#### Directions
Copy all lines that contain the word "System".

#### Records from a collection
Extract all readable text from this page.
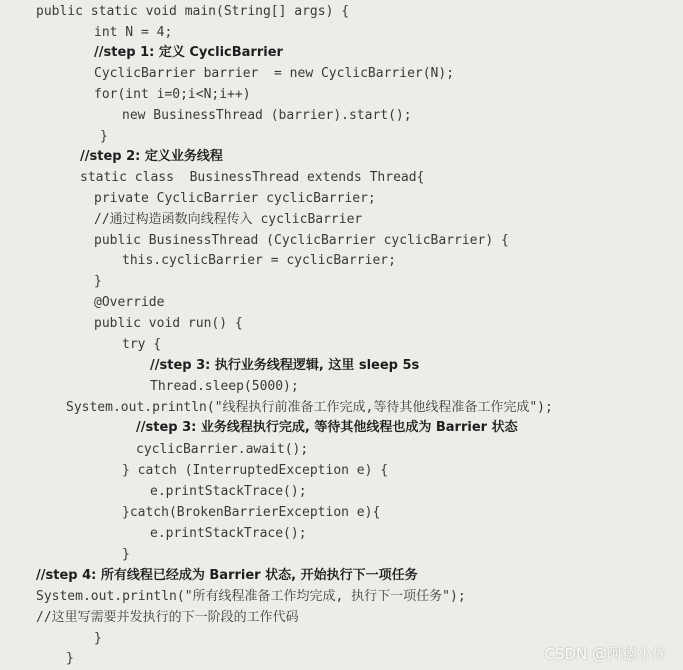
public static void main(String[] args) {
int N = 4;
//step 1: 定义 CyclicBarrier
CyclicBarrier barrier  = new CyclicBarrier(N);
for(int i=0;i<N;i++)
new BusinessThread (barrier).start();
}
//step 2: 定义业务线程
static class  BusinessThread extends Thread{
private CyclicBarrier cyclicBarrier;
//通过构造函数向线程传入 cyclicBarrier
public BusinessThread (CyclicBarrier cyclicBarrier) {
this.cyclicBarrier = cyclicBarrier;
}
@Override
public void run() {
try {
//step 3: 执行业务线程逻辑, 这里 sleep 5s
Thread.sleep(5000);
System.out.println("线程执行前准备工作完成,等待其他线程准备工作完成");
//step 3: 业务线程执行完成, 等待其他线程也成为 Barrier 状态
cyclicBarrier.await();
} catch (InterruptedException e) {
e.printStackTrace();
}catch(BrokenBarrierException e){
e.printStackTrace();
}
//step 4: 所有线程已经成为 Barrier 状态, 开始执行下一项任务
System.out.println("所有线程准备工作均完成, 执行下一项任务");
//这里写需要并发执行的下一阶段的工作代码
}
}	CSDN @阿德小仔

* * *

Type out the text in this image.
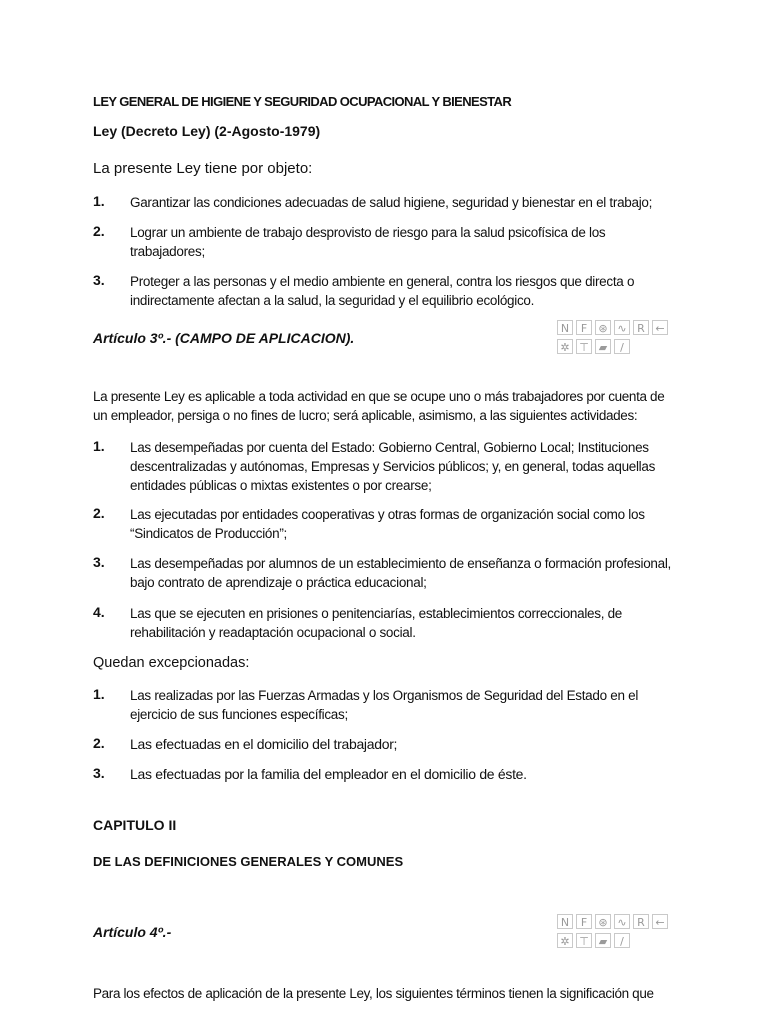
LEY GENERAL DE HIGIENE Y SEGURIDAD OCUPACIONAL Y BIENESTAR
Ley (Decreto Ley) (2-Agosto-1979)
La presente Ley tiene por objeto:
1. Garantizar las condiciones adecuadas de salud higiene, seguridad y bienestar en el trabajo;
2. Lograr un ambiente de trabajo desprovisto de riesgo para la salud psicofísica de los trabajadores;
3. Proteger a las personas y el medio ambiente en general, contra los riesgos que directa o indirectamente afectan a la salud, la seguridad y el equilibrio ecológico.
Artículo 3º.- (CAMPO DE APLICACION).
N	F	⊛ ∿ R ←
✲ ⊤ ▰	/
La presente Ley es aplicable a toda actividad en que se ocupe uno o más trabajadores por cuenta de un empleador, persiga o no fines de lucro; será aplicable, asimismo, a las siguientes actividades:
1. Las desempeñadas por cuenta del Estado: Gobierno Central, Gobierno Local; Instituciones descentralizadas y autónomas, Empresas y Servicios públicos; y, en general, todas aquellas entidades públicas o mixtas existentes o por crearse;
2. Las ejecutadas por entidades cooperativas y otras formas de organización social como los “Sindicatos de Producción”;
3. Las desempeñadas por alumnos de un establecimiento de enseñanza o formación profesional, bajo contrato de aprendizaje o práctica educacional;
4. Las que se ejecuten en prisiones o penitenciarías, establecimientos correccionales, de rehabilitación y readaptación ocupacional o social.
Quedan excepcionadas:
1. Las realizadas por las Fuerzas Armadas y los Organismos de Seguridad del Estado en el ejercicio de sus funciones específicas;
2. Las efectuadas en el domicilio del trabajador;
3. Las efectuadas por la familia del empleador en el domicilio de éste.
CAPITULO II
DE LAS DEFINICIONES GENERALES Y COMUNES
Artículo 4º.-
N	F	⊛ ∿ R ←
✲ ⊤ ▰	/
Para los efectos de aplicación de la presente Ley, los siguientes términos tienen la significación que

#### Expected output
System.out.println("线程执行前准备工作完成,等待其他线程准备工作完成");
System.out.println("所有线程准备工作均完成, 执行下一项任务");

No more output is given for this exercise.